WHAT TO WORK ON :: Locate the line that contains "Decode this image" in the entries below. Retype it and all following lines through the final one, character for character.

MATERIAL FOR THE TASK ::
::::::
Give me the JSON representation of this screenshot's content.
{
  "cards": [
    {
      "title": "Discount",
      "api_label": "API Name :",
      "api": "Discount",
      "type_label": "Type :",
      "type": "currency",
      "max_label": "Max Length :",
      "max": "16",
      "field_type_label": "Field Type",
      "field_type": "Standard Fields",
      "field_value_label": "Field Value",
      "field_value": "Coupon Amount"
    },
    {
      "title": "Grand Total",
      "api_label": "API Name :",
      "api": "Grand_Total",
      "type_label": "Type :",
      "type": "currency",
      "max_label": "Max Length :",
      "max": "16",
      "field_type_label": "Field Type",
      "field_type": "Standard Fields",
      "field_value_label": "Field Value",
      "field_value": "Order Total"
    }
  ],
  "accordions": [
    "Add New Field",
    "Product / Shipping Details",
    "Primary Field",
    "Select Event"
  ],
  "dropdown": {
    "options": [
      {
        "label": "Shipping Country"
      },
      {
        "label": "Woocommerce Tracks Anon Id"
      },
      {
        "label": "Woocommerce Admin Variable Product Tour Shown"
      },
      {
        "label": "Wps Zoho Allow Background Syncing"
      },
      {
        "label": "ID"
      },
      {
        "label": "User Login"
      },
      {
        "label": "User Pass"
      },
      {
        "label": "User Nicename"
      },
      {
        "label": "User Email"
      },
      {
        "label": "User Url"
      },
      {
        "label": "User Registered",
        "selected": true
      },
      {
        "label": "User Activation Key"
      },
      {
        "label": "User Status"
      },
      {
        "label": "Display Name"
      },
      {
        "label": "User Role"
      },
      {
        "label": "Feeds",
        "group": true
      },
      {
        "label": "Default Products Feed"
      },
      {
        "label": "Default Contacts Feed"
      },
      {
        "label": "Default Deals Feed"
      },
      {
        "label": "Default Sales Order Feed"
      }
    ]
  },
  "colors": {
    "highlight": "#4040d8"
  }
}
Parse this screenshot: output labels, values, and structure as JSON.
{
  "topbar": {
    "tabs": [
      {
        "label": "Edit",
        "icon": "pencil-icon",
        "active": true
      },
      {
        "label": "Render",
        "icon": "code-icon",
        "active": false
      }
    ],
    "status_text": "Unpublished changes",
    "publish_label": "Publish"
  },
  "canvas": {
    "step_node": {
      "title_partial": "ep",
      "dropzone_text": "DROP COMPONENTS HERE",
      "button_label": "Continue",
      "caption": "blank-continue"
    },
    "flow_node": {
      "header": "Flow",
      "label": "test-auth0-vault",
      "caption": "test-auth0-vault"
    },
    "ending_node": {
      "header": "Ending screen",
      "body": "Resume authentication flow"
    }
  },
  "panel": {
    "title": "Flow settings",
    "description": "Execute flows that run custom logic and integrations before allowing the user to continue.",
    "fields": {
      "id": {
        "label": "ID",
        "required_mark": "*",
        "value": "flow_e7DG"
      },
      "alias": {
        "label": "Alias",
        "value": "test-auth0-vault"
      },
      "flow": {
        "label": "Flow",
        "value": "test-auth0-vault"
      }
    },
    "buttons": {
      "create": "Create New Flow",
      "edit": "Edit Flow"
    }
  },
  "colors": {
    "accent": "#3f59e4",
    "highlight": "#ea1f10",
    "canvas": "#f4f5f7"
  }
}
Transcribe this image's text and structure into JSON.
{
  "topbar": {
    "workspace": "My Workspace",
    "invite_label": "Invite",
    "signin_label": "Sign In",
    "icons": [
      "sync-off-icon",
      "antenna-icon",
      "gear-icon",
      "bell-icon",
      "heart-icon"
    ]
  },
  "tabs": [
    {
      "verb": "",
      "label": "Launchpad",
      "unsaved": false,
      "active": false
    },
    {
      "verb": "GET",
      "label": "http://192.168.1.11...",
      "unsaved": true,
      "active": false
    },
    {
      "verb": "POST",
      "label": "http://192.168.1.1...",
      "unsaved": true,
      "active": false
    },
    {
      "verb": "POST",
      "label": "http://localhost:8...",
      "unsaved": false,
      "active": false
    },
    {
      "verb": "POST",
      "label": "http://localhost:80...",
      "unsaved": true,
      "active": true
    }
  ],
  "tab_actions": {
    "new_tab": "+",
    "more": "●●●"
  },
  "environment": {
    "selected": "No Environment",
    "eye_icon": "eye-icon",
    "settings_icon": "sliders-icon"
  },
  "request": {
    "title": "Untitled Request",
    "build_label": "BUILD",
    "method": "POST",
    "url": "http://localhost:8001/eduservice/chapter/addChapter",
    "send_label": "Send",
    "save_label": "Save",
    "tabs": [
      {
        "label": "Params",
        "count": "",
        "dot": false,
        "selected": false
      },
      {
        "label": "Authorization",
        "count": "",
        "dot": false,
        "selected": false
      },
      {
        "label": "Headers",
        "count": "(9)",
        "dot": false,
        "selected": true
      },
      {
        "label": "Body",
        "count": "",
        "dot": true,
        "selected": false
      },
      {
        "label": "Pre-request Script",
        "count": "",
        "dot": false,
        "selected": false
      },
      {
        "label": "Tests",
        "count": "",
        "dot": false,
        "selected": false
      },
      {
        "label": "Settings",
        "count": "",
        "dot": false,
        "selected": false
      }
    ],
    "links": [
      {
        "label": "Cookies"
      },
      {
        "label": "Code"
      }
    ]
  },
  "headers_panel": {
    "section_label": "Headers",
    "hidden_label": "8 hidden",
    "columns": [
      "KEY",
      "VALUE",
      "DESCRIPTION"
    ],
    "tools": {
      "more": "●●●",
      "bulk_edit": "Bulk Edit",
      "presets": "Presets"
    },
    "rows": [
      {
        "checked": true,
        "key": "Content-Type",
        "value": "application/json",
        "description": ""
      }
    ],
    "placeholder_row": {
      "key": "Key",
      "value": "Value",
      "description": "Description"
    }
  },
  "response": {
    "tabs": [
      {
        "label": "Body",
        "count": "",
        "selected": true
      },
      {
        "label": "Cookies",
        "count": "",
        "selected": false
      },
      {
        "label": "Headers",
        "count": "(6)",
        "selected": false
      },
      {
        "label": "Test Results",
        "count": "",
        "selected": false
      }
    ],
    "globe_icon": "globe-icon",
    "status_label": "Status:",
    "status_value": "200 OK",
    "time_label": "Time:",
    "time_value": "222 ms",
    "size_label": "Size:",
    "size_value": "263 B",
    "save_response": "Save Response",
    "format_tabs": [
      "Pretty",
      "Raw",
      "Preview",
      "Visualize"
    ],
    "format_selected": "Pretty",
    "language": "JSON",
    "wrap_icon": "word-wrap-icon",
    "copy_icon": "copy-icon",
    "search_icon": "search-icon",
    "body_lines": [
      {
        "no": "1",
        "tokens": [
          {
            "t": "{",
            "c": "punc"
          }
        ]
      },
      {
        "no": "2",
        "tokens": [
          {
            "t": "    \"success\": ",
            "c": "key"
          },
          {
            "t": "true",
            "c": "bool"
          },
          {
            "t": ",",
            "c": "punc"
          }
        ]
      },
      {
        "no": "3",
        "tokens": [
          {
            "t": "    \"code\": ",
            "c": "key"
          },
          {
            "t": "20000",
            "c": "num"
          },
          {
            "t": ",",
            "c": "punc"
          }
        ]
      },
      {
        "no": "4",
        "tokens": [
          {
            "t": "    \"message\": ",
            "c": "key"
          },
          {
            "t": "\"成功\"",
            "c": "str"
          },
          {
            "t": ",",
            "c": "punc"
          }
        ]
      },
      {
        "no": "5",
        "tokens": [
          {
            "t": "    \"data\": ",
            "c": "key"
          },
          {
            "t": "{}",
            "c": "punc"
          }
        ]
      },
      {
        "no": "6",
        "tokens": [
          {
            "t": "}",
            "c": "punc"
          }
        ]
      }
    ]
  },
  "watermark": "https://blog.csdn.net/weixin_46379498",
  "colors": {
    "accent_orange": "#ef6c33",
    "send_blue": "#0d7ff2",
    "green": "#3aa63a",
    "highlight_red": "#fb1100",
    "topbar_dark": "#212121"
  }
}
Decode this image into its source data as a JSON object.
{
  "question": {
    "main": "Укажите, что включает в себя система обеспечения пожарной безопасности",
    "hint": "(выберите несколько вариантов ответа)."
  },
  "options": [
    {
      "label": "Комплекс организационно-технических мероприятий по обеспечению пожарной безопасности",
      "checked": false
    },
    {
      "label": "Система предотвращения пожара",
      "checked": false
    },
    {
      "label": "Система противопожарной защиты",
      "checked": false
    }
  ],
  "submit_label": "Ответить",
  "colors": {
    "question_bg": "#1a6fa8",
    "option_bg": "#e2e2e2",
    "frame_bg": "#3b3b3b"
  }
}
::::::
EXPECTED OUTPUT ::
Decode this image into its source data as a JSON object.
{
  "question": {
    "main": "Укажите, что включает в себя система обеспечения пожарной безопасности",
    "hint": "(выберите несколько вариантов ответа)."
  },
  "options": [
    {
      "label": "Комплекс организационно-технических мероприятий по обеспечению пожарной безопасности",
      "checked": false
    },
    {
      "label": "Система предотвращения пожара",
      "checked": false
    },
    {
      "label": "Система противопожарной защиты",
      "checked": false
    }
  ],
  "submit_label": "Ответить",
  "colors": {
    "question_bg": "#1a6fa8",
    "option_bg": "#e2e2e2",
    "frame_bg": "#3b3b3b"
  }
}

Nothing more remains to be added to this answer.